- [Task objective]
Look through the entries below and report how many lines hold the string "name". Only the number is wanted.

________________________________________

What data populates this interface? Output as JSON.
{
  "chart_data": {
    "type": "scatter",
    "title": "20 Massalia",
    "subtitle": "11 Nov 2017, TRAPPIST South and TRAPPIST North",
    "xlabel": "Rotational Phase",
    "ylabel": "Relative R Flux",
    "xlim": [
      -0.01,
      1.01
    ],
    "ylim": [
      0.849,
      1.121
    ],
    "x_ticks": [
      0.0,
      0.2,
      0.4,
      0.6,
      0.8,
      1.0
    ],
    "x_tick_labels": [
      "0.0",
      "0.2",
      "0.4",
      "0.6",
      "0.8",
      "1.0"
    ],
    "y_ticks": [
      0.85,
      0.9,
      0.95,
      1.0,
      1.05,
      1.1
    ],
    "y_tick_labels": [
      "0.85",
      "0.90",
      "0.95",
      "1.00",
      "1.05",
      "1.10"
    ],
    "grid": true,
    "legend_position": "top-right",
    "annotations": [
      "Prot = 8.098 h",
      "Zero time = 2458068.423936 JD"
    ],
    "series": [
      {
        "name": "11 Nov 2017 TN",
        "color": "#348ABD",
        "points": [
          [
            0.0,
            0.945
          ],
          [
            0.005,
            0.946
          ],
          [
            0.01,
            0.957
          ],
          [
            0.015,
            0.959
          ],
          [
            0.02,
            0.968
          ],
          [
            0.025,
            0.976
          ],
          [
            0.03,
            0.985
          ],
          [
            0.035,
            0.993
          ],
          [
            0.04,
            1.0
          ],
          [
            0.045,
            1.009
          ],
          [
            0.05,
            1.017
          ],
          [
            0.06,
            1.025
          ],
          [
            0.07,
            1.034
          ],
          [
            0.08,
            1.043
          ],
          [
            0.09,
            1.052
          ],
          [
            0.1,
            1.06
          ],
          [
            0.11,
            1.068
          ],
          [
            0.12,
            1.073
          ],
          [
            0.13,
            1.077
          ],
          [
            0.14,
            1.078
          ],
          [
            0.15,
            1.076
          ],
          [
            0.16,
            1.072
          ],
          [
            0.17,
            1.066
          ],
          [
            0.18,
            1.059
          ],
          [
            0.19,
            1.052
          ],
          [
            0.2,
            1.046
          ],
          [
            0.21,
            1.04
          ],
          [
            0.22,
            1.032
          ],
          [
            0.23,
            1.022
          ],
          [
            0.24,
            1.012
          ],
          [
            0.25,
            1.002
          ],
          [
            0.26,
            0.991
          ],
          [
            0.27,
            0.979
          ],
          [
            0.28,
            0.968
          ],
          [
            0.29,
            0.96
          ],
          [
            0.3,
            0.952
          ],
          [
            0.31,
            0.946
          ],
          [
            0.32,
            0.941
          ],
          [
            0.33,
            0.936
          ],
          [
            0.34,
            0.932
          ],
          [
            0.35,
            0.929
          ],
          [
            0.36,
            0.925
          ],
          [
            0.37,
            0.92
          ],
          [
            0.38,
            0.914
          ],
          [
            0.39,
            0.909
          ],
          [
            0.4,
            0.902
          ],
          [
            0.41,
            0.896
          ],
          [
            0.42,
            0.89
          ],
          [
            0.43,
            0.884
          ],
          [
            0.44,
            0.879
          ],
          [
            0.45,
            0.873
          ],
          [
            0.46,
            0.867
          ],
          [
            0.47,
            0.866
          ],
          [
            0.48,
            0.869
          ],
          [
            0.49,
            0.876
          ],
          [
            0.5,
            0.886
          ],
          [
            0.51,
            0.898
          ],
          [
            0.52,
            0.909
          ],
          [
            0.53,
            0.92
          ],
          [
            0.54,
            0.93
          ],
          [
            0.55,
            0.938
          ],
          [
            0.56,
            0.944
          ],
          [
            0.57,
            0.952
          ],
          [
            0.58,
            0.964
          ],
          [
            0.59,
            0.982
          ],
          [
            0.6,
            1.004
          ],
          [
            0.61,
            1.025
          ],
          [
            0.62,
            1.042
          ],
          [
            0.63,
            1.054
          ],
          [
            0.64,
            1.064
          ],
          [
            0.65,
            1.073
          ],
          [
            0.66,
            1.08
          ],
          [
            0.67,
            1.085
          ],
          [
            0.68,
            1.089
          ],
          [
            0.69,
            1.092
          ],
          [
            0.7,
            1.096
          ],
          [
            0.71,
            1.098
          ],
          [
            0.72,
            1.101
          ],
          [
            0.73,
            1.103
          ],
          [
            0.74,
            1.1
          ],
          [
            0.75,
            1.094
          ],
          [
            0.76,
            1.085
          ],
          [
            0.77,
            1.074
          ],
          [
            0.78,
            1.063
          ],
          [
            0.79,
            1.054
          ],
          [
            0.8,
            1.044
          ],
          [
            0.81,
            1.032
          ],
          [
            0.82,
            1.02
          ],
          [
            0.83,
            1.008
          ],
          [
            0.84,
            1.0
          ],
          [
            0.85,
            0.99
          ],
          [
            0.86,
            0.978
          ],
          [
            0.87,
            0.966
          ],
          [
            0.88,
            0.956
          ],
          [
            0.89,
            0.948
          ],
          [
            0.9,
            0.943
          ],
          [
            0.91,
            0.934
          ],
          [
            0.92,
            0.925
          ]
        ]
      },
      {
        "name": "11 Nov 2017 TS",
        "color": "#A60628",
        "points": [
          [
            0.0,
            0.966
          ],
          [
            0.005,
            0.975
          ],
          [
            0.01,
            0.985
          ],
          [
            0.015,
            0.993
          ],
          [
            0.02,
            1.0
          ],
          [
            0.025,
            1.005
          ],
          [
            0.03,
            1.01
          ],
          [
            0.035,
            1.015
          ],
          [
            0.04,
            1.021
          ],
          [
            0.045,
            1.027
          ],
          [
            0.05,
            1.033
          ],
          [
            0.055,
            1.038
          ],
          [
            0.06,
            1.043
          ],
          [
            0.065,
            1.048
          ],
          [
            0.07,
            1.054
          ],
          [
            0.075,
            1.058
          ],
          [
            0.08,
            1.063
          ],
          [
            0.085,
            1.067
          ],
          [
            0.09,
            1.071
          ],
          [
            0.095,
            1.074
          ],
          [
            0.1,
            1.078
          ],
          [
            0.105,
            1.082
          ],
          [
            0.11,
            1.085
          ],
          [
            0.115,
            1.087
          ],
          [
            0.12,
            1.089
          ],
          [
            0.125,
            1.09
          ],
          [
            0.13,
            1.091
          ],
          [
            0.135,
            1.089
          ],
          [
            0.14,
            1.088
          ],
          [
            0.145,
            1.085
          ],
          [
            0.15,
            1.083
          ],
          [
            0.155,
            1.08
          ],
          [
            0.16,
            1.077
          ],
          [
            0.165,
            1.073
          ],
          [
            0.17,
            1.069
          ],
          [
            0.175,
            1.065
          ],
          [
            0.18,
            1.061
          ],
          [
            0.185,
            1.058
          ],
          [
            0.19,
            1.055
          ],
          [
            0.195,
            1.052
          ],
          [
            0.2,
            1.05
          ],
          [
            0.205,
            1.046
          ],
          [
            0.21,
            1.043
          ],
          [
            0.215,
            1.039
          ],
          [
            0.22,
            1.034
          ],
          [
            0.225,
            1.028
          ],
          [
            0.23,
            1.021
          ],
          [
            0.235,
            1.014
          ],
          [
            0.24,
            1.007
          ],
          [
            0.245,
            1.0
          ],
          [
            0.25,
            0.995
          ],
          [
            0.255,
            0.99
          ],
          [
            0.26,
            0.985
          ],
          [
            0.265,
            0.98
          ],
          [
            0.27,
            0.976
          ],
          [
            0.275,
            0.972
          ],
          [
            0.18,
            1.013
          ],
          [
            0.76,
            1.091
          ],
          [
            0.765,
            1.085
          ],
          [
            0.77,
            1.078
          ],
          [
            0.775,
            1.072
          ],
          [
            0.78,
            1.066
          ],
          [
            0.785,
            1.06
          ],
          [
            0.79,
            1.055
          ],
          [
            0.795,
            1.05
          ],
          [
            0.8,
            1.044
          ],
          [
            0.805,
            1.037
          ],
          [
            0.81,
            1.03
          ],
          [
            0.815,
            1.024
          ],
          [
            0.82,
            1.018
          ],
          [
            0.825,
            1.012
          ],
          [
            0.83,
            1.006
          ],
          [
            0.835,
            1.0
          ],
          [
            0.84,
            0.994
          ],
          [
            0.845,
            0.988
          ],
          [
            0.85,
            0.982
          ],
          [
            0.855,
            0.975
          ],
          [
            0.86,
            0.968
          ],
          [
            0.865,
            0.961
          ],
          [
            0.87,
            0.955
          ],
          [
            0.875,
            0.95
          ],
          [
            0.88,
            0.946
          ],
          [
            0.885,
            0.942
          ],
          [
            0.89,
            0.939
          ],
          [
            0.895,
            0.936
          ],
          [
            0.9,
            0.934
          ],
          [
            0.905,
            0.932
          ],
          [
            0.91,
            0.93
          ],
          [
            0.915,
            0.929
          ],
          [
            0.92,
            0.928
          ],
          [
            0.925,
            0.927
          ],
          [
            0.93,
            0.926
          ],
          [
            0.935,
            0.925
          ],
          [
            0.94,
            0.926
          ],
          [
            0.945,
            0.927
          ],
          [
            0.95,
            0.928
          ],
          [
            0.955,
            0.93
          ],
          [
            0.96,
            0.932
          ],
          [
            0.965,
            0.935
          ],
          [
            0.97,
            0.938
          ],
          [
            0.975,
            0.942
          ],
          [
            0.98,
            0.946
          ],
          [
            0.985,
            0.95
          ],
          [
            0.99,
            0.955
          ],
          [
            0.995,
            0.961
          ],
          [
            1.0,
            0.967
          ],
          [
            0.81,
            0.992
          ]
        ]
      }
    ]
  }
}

________________________________________

- [Response to this task]
2